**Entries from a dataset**
........
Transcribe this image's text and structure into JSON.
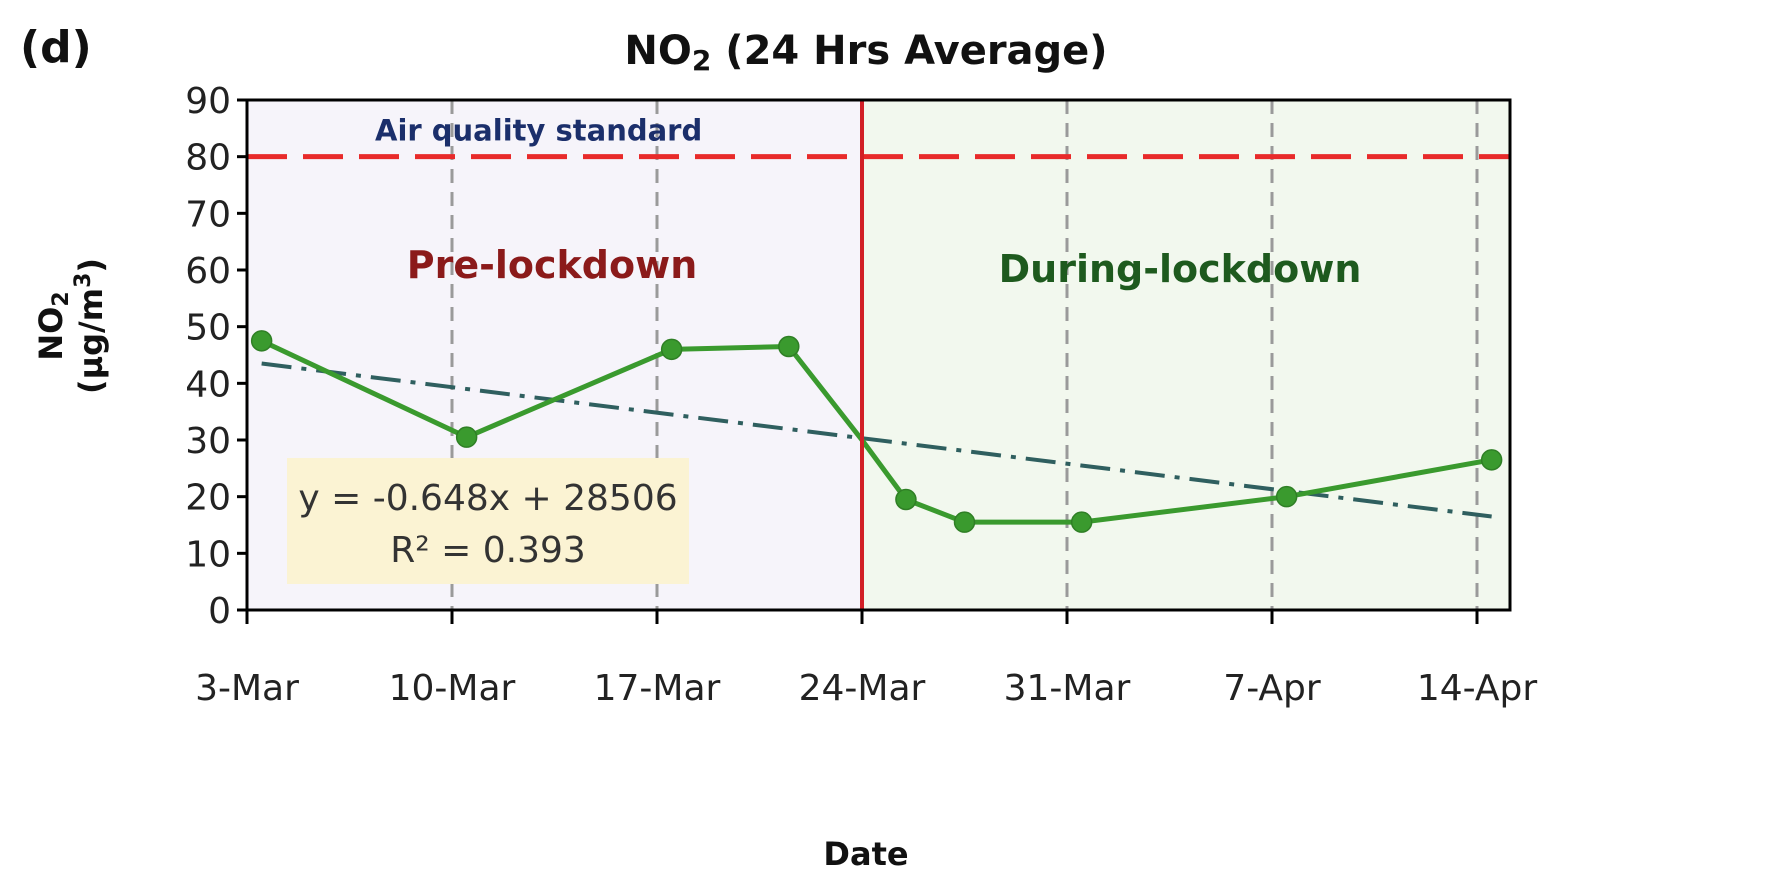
{
  "panel_label": "(d)",
  "chart_data": {
    "type": "line",
    "title_main": "NO",
    "title_sub": "2",
    "title_rest": " (24 Hrs Average)",
    "xlabel": "Date",
    "ylabel_line1_main": "NO",
    "ylabel_line1_sub": "2",
    "ylabel_line2_main": "(µg/m",
    "ylabel_line2_sup": "3",
    "ylabel_line2_end": ")",
    "ylim": [
      0,
      90
    ],
    "yticks": [
      0,
      10,
      20,
      30,
      40,
      50,
      60,
      70,
      80,
      90
    ],
    "xlim": [
      0,
      42
    ],
    "xticks": [
      {
        "x": 0,
        "label": "3-Mar"
      },
      {
        "x": 7,
        "label": "10-Mar"
      },
      {
        "x": 14,
        "label": "17-Mar"
      },
      {
        "x": 21,
        "label": "24-Mar"
      },
      {
        "x": 28,
        "label": "31-Mar"
      },
      {
        "x": 35,
        "label": "7-Apr"
      },
      {
        "x": 42,
        "label": "14-Apr"
      }
    ],
    "series": [
      {
        "color": "#3a9a2e",
        "points": [
          {
            "x": 0.5,
            "date": "3-Mar",
            "y": 47.5
          },
          {
            "x": 7.5,
            "date": "10-Mar",
            "y": 30.5
          },
          {
            "x": 14.5,
            "date": "17-Mar",
            "y": 46
          },
          {
            "x": 18.5,
            "date": "21-Mar",
            "y": 46.5
          },
          {
            "x": 21,
            "date": "24-Mar",
            "y": 30
          },
          {
            "x": 22.5,
            "date": "25-Mar",
            "y": 19.5
          },
          {
            "x": 24.5,
            "date": "27-Mar",
            "y": 15.5
          },
          {
            "x": 28.5,
            "date": "31-Mar",
            "y": 15.5
          },
          {
            "x": 35.5,
            "date": "7-Apr",
            "y": 20
          },
          {
            "x": 42.5,
            "date": "14-Apr",
            "y": 26.5
          }
        ],
        "markers_hidden_at_x": [
          21
        ]
      }
    ],
    "trendline": {
      "color": "#2f5f5f",
      "from": {
        "x": 0.5,
        "y": 43.5
      },
      "to": {
        "x": 42.5,
        "y": 16.5
      },
      "equation": "y = -0.648x + 28506",
      "r2": "R² = 0.393",
      "box_color": "#fbf3d3"
    },
    "standard_line": {
      "y": 80,
      "label": "Air quality standard",
      "color": "#e82a2a",
      "label_color": "#1b2f6b"
    },
    "lockdown_x": 21,
    "regions": [
      {
        "label": "Pre-lockdown",
        "color": "#8b1a1a",
        "fill": "#f6f4fa"
      },
      {
        "label": "During-lockdown",
        "color": "#1e5a1e",
        "fill": "#f2f8ee"
      }
    ],
    "grid": "vertical-dashed"
  }
}
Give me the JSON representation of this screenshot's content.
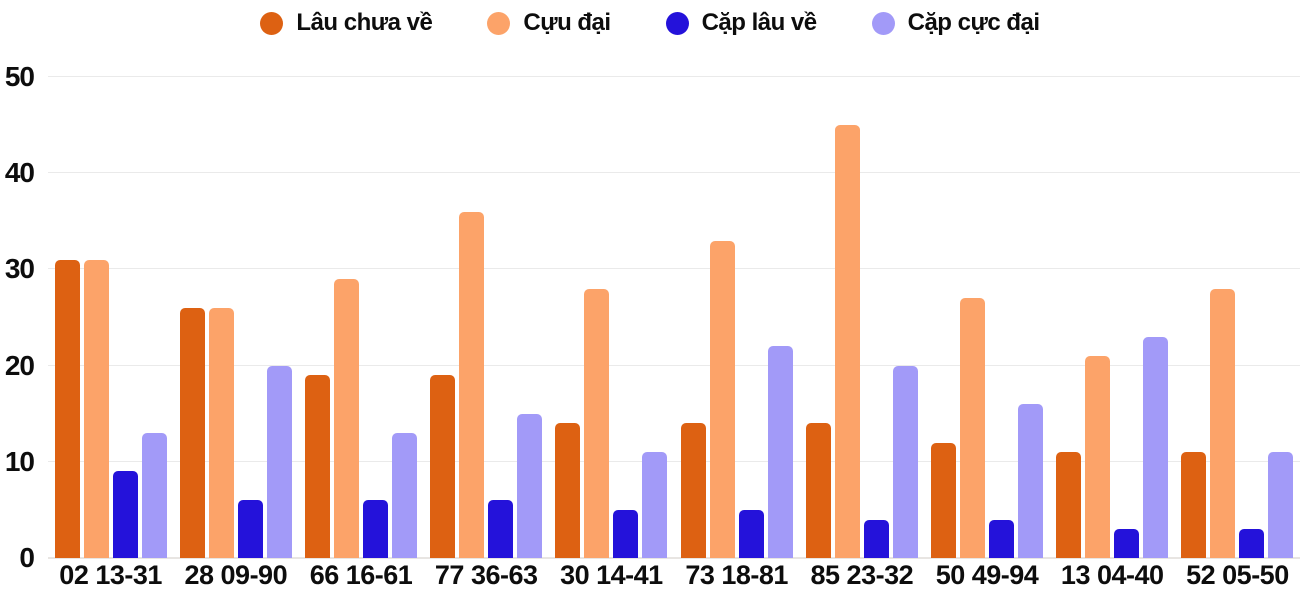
{
  "chart_data": {
    "type": "bar",
    "title": "",
    "xlabel": "",
    "ylabel": "",
    "ylim": [
      0,
      50
    ],
    "yticks": [
      0,
      10,
      20,
      30,
      40,
      50
    ],
    "grid": true,
    "legend_position": "top",
    "background_color": "#ffffff",
    "grid_color": "#eaeaea",
    "axis_text_color": "#0d0d0d",
    "categories": [
      "02 13-31",
      "28 09-90",
      "66 16-61",
      "77 36-63",
      "30 14-41",
      "73 18-81",
      "85 23-32",
      "50 49-94",
      "13 04-40",
      "52 05-50"
    ],
    "series": [
      {
        "name": "Lâu chưa về",
        "color": "#dd6112",
        "values": [
          31,
          26,
          19,
          19,
          14,
          14,
          14,
          12,
          11,
          11
        ]
      },
      {
        "name": "Cựu đại",
        "color": "#fca369",
        "values": [
          31,
          26,
          29,
          36,
          28,
          33,
          45,
          27,
          21,
          28
        ]
      },
      {
        "name": "Cặp lâu về",
        "color": "#2412da",
        "values": [
          9,
          6,
          6,
          6,
          5,
          5,
          4,
          4,
          3,
          3
        ]
      },
      {
        "name": "Cặp cực đại",
        "color": "#a29af8",
        "values": [
          13,
          20,
          13,
          15,
          11,
          22,
          20,
          16,
          23,
          11
        ]
      }
    ]
  }
}
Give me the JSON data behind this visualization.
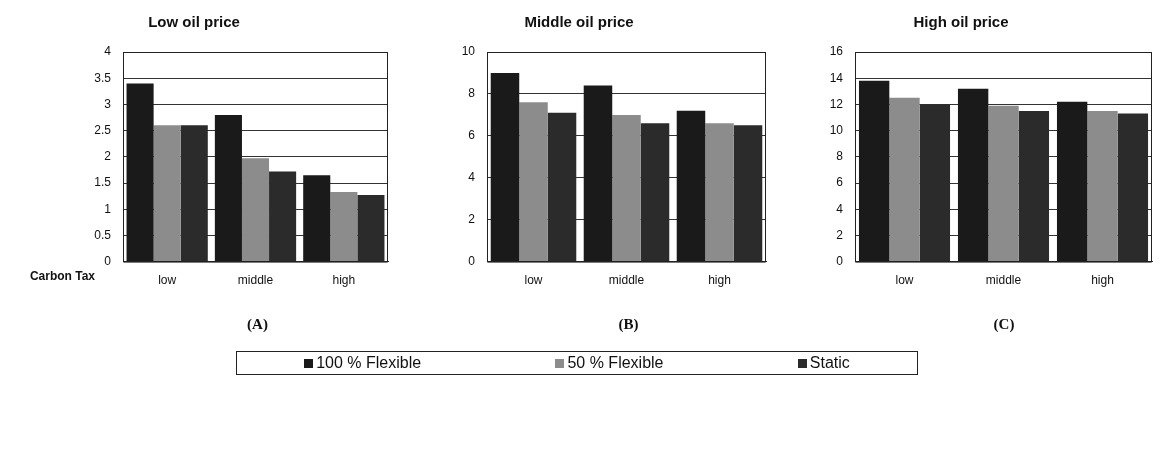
{
  "chart_data": [
    {
      "type": "bar",
      "title": "Low oil price",
      "xlabel": "Carbon Tax",
      "categories": [
        "low",
        "middle",
        "high"
      ],
      "series": [
        {
          "name": "100 % Flexible",
          "color": "#1a1a1a",
          "values": [
            3.4,
            2.8,
            1.65
          ]
        },
        {
          "name": "50 % Flexible",
          "color": "#8c8c8c",
          "values": [
            2.6,
            1.97,
            1.33
          ]
        },
        {
          "name": "Static",
          "color": "#2b2b2b",
          "values": [
            2.6,
            1.72,
            1.27
          ]
        }
      ],
      "ylim": [
        0,
        4
      ],
      "yticks": [
        0,
        0.5,
        1,
        1.5,
        2,
        2.5,
        3,
        3.5,
        4
      ],
      "grid": "y",
      "legend": "bottom",
      "annotations": [
        "(A)"
      ]
    },
    {
      "type": "bar",
      "title": "Middle oil price",
      "categories": [
        "low",
        "middle",
        "high"
      ],
      "series": [
        {
          "color": "#1a1a1a",
          "values": [
            9.0,
            8.4,
            7.2
          ]
        },
        {
          "color": "#8c8c8c",
          "values": [
            7.6,
            7.0,
            6.6
          ]
        },
        {
          "color": "#2b2b2b",
          "values": [
            7.1,
            6.6,
            6.5
          ]
        }
      ],
      "ylim": [
        0,
        10
      ],
      "yticks": [
        0,
        2,
        4,
        6,
        8,
        10
      ],
      "grid": "y",
      "annotations": [
        "(B)"
      ]
    },
    {
      "type": "bar",
      "title": "High oil price",
      "categories": [
        "low",
        "middle",
        "high"
      ],
      "series": [
        {
          "color": "#1a1a1a",
          "values": [
            13.8,
            13.2,
            12.2
          ]
        },
        {
          "color": "#8c8c8c",
          "values": [
            12.5,
            11.9,
            11.5
          ]
        },
        {
          "color": "#2b2b2b",
          "values": [
            12.0,
            11.5,
            11.3
          ]
        }
      ],
      "ylim": [
        0,
        16
      ],
      "yticks": [
        0,
        2,
        4,
        6,
        8,
        10,
        12,
        14,
        16
      ],
      "grid": "y",
      "annotations": [
        "(C)"
      ]
    }
  ]
}
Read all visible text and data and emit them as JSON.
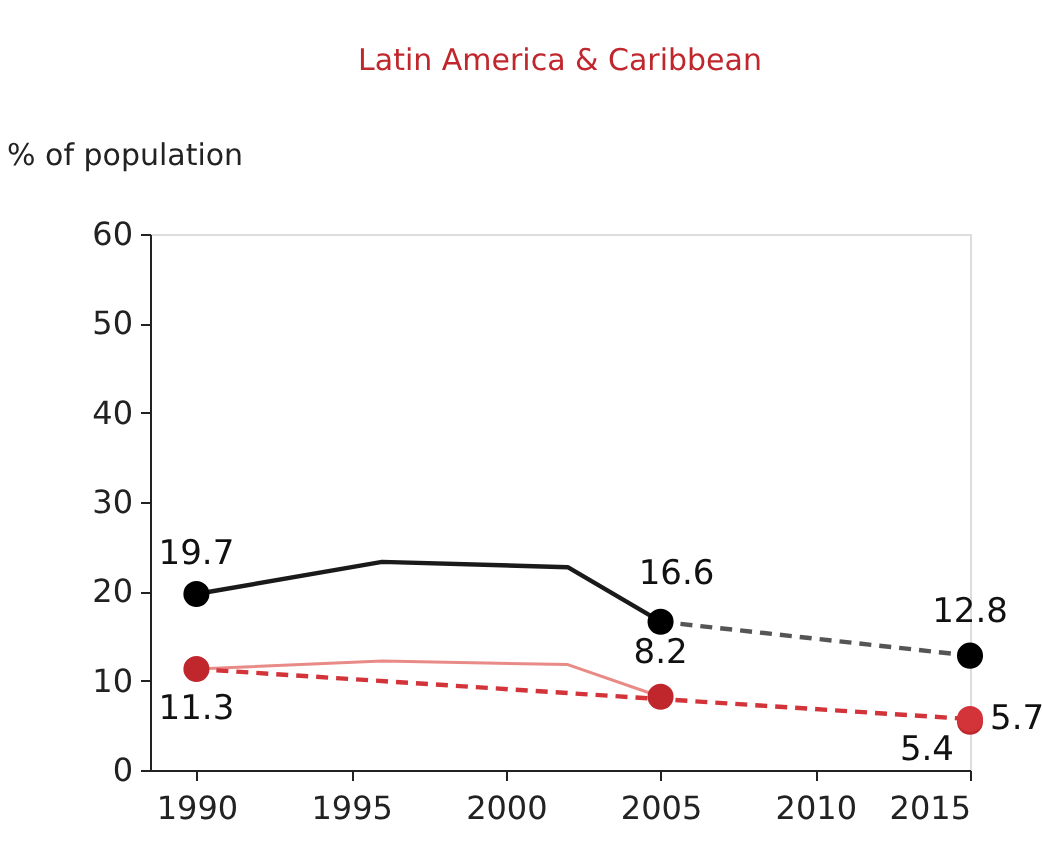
{
  "chart_data": {
    "type": "line",
    "title": "Latin America & Caribbean",
    "ylabel": "% of population",
    "xlim": [
      1988.5,
      2015
    ],
    "xticks": [
      1990,
      1995,
      2000,
      2005,
      2010,
      2015
    ],
    "ylim": [
      0,
      60
    ],
    "yticks": [
      0,
      10,
      20,
      30,
      40,
      50,
      60
    ],
    "grid": false,
    "series": [
      {
        "color": "#1a1a1a",
        "line_style": "solid",
        "marker": "none",
        "x": [
          1990,
          1996,
          2002,
          2005
        ],
        "values": [
          19.7,
          23.3,
          22.7,
          16.6
        ]
      },
      {
        "color": "#555555",
        "line_style": "dashed",
        "marker": "none",
        "x": [
          2005,
          2015
        ],
        "values": [
          16.6,
          12.8
        ]
      },
      {
        "color": "#e88a86",
        "line_style": "solid",
        "marker": "none",
        "x": [
          1990,
          1996,
          2002,
          2005
        ],
        "values": [
          11.3,
          12.2,
          11.8,
          8.2
        ]
      },
      {
        "color": "#d2343a",
        "line_style": "dashed",
        "marker": "none",
        "x": [
          1990,
          2015
        ],
        "values": [
          11.3,
          5.7
        ]
      },
      {
        "type": "scatter",
        "color": "#000000",
        "marker": "circle",
        "x": [
          1990,
          2005,
          2015
        ],
        "values": [
          19.7,
          16.6,
          12.8
        ],
        "value_labels": [
          "19.7",
          "16.6",
          "12.8"
        ]
      },
      {
        "type": "scatter",
        "color": "#c0272d",
        "marker": "circle",
        "x": [
          1990,
          2005,
          2015
        ],
        "values": [
          11.3,
          8.2,
          5.4
        ],
        "value_labels": [
          "11.3",
          "8.2",
          "5.4"
        ]
      },
      {
        "type": "scatter",
        "color": "#d2343a",
        "marker": "circle",
        "x": [
          2015
        ],
        "values": [
          5.7
        ],
        "value_labels": [
          "5.7"
        ]
      }
    ]
  }
}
........
**Your instructions**
Return all lines with the word "Give" in them.

**Written solution**
Give me the JSON representation of this screenshot's content.
Give me the JSON data behind this visualization.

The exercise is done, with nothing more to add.